--- begin MATERIAL TO PROCESS ---
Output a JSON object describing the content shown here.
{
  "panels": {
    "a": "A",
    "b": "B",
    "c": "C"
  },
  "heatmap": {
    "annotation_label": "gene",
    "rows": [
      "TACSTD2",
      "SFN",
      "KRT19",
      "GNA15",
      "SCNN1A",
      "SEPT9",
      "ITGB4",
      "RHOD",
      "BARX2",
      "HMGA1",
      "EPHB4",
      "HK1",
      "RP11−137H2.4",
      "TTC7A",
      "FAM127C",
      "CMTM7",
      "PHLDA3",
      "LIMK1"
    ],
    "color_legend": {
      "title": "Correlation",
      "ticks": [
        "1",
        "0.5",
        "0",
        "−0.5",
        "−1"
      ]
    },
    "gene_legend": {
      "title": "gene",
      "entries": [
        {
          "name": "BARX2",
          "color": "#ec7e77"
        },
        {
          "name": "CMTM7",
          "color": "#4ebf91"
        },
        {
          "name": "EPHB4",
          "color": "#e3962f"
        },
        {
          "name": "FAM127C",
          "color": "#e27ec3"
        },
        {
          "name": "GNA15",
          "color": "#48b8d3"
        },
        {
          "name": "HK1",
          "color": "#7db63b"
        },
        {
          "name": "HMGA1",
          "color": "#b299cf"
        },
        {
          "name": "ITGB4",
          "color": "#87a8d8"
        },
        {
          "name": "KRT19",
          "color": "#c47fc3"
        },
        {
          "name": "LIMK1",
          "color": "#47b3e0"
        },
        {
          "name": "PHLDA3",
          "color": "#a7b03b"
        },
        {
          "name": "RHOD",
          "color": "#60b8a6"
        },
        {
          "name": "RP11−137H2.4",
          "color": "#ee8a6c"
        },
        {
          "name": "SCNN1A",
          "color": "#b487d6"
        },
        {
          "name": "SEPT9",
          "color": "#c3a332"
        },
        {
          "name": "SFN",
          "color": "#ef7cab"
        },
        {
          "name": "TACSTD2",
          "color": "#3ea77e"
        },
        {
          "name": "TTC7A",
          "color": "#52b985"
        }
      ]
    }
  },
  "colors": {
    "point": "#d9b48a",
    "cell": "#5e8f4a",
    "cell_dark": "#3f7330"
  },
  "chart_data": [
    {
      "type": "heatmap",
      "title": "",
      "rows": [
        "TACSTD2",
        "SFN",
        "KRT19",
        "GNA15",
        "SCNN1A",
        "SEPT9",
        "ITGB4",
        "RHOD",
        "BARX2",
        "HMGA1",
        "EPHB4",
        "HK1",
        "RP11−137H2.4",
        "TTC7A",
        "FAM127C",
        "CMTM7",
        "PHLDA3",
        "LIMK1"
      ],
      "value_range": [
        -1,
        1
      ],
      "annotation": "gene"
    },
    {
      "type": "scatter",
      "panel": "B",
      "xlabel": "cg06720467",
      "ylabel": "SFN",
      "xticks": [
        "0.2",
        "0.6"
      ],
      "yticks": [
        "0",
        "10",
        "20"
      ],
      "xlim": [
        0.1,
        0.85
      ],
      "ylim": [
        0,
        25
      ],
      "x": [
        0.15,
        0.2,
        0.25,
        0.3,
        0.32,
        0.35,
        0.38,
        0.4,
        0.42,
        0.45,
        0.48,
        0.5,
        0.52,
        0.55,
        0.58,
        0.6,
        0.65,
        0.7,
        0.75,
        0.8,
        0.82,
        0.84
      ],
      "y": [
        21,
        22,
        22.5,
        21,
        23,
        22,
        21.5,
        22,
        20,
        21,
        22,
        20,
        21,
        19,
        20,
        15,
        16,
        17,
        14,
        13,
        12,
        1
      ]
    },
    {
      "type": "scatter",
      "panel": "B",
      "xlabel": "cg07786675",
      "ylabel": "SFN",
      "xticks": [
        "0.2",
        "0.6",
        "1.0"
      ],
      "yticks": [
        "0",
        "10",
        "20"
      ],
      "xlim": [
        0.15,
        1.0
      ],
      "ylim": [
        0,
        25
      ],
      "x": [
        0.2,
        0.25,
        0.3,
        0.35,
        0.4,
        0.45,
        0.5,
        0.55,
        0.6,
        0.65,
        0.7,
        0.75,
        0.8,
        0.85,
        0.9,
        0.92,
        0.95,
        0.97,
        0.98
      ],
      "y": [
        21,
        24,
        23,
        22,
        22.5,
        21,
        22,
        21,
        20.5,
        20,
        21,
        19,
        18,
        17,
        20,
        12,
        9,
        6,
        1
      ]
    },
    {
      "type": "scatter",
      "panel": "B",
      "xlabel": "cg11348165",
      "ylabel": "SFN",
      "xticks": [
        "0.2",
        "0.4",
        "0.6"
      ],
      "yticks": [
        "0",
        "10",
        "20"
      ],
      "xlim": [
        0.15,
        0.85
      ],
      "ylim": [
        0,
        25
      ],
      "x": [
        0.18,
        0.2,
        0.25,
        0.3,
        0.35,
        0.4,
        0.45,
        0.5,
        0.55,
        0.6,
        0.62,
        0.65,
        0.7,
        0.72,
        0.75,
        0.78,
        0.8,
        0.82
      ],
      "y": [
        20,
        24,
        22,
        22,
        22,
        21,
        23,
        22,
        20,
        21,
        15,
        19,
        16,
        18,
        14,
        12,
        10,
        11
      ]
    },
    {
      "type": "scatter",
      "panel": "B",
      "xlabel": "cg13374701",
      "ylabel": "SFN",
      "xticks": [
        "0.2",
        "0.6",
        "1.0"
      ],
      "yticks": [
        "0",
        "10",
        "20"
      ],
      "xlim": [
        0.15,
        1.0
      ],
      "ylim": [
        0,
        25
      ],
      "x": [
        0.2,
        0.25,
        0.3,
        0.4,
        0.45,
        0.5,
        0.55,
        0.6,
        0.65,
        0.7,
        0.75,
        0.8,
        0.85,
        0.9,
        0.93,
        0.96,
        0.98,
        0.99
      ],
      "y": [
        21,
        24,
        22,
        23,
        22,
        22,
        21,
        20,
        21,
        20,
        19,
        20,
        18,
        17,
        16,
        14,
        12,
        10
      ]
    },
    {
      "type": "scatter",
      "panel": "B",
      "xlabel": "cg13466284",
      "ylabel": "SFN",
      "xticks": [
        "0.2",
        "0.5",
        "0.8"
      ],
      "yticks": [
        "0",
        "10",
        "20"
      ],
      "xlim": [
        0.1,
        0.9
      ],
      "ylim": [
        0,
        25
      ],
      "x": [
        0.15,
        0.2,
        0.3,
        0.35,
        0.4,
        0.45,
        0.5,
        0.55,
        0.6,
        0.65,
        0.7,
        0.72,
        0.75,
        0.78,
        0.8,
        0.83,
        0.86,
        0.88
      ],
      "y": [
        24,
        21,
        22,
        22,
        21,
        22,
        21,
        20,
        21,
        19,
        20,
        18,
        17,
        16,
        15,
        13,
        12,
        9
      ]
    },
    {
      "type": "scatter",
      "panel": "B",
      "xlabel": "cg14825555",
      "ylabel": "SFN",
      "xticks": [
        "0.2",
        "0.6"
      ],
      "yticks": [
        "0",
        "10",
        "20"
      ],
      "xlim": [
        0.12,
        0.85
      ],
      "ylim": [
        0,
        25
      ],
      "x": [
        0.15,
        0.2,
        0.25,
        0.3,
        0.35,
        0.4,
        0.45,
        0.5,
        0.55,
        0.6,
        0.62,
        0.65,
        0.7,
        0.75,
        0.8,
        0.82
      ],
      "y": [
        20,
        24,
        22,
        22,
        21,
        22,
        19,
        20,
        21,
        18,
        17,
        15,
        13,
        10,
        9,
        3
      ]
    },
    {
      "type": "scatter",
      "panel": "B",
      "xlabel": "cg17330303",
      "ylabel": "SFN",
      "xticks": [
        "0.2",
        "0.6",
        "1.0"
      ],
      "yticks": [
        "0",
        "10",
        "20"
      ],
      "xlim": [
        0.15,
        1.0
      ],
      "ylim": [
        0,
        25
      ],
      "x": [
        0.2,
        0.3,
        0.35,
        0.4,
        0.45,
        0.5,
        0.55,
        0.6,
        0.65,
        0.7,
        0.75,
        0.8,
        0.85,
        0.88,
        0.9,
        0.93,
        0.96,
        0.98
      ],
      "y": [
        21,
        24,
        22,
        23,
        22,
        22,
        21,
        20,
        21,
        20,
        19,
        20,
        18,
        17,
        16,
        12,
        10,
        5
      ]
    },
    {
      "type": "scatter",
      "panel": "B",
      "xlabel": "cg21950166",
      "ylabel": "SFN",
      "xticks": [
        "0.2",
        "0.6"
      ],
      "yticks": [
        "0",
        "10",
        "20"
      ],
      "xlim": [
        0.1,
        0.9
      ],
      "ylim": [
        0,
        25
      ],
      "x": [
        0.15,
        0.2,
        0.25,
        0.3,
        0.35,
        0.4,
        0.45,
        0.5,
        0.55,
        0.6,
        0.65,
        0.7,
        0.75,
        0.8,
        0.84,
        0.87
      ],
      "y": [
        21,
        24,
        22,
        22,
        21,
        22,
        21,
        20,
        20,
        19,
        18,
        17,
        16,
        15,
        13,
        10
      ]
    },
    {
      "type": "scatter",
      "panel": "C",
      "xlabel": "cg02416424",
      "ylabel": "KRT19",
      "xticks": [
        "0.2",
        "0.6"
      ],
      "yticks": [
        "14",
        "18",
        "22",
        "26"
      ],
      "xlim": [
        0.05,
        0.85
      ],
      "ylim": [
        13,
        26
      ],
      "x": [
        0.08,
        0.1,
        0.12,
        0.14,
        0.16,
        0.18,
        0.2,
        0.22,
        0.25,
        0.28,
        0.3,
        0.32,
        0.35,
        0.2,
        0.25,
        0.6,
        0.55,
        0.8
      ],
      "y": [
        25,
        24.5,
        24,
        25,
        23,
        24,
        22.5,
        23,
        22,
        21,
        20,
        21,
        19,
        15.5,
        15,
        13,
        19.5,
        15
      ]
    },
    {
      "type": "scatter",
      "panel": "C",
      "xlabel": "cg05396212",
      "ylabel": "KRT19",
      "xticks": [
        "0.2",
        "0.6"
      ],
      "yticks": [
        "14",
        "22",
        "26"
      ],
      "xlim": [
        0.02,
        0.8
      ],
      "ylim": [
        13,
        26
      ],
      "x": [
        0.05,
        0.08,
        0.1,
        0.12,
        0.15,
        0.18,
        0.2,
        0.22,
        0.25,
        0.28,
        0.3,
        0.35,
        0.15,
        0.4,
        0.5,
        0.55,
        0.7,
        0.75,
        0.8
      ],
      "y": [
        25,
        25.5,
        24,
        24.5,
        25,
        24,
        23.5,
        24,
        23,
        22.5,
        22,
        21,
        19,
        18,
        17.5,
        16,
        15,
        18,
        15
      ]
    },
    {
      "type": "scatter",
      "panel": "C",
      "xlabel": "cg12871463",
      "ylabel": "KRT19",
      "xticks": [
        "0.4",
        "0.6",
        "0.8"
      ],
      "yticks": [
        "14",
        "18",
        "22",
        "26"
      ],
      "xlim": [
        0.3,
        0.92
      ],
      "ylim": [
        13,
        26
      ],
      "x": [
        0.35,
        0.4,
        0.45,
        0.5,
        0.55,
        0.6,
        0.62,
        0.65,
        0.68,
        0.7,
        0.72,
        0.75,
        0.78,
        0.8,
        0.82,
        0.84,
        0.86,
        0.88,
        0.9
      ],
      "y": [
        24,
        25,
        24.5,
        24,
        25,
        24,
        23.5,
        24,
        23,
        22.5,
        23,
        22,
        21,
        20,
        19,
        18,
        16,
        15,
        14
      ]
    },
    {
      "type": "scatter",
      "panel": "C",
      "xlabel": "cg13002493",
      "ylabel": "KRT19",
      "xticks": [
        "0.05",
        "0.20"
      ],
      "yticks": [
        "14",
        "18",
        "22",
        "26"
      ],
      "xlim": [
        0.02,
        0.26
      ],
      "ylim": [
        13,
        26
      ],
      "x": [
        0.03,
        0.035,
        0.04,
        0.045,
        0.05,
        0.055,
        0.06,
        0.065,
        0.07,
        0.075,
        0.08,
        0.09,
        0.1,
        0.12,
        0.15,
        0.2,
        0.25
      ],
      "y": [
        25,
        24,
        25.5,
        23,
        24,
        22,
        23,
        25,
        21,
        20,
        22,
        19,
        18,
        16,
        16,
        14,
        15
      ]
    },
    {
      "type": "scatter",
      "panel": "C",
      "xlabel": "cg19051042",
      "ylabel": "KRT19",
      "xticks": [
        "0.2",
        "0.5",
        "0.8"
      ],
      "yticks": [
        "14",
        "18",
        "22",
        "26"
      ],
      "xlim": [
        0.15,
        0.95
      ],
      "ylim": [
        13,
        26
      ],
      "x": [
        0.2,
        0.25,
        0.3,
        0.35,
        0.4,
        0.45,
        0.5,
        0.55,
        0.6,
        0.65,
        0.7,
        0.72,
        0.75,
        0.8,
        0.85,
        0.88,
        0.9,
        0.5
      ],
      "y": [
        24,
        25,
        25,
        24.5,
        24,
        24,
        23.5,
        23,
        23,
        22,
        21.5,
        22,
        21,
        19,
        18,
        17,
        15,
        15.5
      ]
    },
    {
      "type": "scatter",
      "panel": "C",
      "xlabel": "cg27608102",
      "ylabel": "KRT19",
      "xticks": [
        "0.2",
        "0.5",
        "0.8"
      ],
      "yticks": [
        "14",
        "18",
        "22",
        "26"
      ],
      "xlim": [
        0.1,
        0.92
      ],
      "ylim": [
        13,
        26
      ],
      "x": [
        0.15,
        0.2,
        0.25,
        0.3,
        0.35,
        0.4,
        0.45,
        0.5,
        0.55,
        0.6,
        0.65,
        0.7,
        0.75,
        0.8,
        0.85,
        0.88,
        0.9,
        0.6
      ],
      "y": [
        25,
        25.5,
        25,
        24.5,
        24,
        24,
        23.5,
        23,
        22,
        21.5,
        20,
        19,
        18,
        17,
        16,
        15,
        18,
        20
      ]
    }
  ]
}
--- end MATERIAL TO PROCESS ---
**REQUEST**
Return only the number of lines in the entries that contain the string "title".

**FULL SOLUTION**
3